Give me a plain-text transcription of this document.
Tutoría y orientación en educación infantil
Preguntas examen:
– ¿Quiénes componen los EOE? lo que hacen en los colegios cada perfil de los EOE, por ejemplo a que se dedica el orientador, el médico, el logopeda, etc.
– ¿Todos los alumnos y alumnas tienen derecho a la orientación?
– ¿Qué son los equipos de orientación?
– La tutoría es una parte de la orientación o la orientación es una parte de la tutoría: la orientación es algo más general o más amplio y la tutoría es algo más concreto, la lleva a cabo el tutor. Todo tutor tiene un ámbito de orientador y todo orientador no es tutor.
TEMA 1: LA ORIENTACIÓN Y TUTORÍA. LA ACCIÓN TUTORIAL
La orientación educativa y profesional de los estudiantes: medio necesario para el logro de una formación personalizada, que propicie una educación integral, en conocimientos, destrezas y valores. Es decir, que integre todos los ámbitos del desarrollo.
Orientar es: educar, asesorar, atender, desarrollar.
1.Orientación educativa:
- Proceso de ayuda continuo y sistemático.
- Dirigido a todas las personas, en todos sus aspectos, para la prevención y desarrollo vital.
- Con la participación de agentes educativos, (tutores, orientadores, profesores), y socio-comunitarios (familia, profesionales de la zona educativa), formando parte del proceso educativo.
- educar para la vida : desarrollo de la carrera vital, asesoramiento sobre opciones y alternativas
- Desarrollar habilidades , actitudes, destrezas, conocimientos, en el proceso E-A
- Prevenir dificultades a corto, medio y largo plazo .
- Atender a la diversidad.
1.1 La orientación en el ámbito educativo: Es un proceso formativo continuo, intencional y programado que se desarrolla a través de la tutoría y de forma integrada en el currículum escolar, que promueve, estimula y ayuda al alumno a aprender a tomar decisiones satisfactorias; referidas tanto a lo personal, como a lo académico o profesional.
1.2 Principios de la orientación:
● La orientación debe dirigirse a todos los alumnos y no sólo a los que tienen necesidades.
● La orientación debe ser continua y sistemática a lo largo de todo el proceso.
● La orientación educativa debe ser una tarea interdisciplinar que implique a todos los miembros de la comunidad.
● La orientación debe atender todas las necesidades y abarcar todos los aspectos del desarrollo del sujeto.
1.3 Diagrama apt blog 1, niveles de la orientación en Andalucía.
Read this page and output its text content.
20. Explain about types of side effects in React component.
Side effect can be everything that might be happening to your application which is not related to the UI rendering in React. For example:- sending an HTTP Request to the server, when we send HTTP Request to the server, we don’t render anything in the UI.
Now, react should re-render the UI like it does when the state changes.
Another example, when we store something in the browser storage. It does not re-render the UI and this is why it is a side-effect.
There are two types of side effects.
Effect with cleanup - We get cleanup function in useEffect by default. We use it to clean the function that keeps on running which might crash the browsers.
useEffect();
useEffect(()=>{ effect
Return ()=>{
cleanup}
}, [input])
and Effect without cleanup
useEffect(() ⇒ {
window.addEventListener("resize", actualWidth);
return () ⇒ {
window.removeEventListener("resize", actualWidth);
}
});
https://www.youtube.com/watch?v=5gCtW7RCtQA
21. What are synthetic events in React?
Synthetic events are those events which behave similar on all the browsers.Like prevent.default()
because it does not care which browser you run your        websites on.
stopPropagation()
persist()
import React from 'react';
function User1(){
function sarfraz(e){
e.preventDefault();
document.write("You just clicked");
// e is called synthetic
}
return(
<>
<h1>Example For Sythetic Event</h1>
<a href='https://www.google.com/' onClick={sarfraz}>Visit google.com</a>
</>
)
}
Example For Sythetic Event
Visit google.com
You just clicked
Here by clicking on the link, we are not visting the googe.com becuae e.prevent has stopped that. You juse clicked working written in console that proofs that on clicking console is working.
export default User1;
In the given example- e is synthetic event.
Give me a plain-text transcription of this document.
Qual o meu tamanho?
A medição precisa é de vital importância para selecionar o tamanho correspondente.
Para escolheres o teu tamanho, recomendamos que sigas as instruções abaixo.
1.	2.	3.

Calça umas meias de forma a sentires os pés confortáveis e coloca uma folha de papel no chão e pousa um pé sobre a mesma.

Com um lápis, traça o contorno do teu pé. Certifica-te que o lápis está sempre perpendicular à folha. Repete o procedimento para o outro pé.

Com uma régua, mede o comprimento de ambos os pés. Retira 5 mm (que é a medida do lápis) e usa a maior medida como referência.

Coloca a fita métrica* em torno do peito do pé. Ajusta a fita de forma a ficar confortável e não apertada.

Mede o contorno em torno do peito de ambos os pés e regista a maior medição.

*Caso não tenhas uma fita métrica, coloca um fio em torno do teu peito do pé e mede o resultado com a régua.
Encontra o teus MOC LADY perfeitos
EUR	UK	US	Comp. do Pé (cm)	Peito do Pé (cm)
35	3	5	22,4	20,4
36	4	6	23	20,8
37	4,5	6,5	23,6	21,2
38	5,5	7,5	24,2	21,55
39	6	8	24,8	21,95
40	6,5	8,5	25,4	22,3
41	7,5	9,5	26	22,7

# Short task:
Where a line holds "folha", copy it out.

# Written reply:
Calça umas meias de forma a sentires os pés confortáveis e coloca uma folha de papel no chão e pousa um pé sobre a mesma.
Com um lápis, traça o contorno do teu pé. Certifica-te que o lápis está sempre perpendicular à folha. Repete o procedimento para o outro pé.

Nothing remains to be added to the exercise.